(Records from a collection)
------------------------------------------------------------

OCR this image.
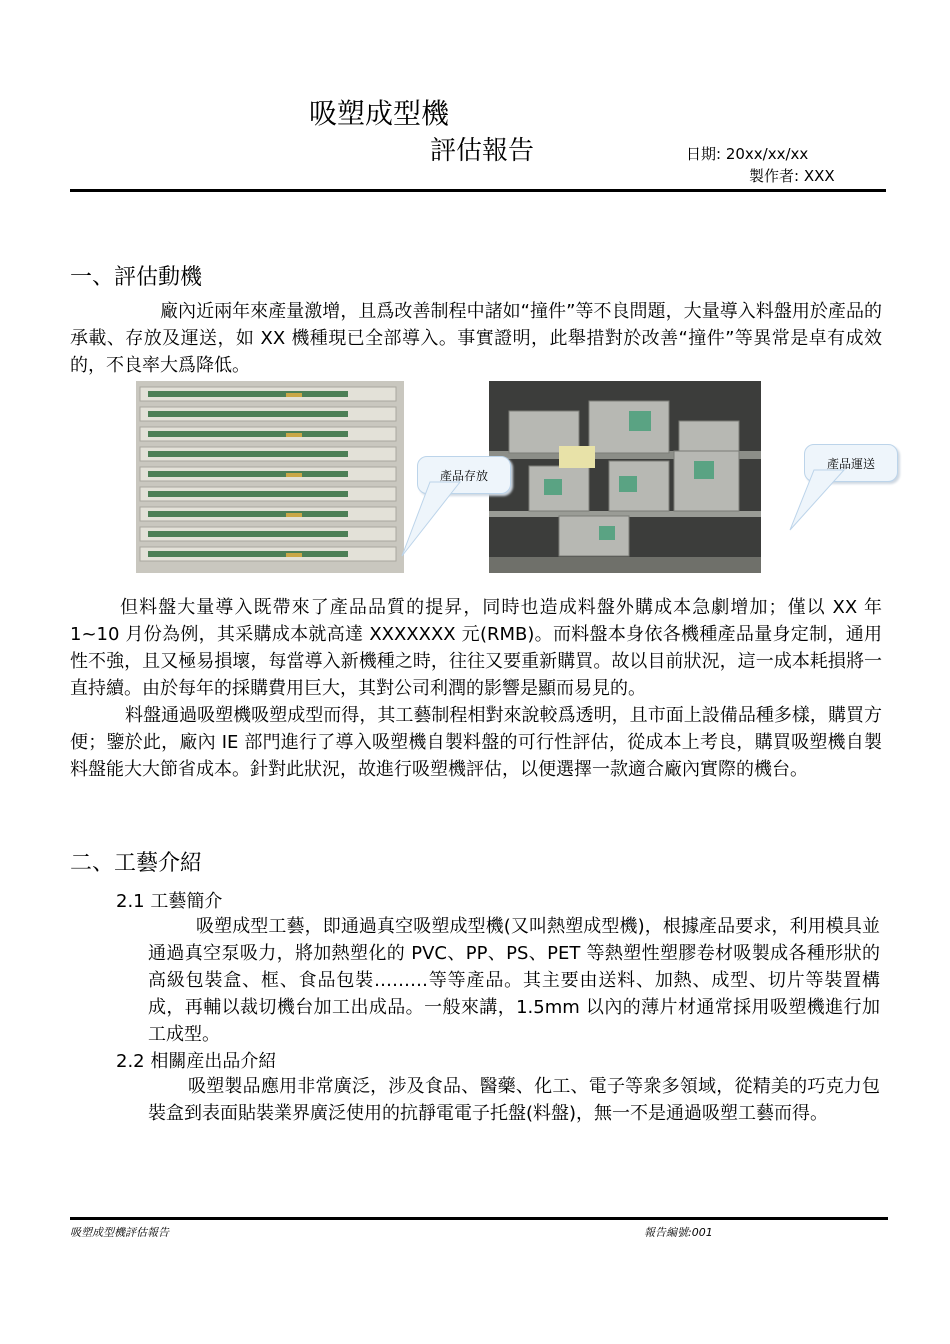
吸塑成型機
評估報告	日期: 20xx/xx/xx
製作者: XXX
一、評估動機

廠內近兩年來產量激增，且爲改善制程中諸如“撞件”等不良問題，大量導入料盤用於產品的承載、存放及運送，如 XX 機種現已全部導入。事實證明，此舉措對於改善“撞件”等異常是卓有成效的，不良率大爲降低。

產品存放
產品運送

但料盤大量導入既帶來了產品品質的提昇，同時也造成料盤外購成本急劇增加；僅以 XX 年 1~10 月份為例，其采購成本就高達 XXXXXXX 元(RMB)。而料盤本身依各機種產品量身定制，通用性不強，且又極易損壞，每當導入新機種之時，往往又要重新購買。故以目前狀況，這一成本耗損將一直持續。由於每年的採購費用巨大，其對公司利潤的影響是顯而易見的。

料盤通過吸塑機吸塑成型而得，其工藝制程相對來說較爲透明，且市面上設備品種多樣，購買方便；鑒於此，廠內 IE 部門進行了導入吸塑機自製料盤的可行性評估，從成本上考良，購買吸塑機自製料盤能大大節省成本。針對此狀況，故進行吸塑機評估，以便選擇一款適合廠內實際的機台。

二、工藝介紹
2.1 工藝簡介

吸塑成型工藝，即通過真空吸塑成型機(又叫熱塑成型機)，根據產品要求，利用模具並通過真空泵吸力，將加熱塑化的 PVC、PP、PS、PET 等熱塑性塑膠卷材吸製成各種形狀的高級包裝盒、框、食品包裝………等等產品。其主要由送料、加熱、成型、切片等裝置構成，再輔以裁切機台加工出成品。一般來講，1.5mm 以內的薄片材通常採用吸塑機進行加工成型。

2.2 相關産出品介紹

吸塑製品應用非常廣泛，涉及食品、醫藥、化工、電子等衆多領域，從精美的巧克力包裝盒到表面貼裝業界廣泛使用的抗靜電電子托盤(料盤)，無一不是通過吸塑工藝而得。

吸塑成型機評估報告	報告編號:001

------------------------------------------------------------

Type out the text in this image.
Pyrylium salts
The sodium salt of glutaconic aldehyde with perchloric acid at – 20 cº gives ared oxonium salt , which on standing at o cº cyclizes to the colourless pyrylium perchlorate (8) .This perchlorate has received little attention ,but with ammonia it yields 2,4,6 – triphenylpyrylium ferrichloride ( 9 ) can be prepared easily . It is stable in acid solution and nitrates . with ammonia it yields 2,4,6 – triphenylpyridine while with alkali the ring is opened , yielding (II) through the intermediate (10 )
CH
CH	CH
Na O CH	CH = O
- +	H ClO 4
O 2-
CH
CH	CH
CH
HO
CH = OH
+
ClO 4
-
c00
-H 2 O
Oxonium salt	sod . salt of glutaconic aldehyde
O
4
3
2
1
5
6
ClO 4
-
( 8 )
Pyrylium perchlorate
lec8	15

------------------------------------------------------------

WHAT YOU NEED TO DO =>
Take each line of the material that contains the word "glutaconic" and list it.

OUTPUT FOR THIS TASK =>
The sodium salt of glutaconic aldehyde with perchloric acid at – 20 cº gives ared oxonium salt , which on standing at o cº cyclizes to the colourless pyrylium perchlorate (8) .This perchlorate has received little attention ,but with ammonia it yields 2,4,6 – triphenylpyrylium ferrichloride ( 9 ) can be prepared easily . It is stable in acid solution and nitrates . with ammonia it yields 2,4,6 – triphenylpyridine while with alkali the ring is opened , yielding (II) through the intermediate (10 )
Oxonium salt	sod . salt of glutaconic aldehyde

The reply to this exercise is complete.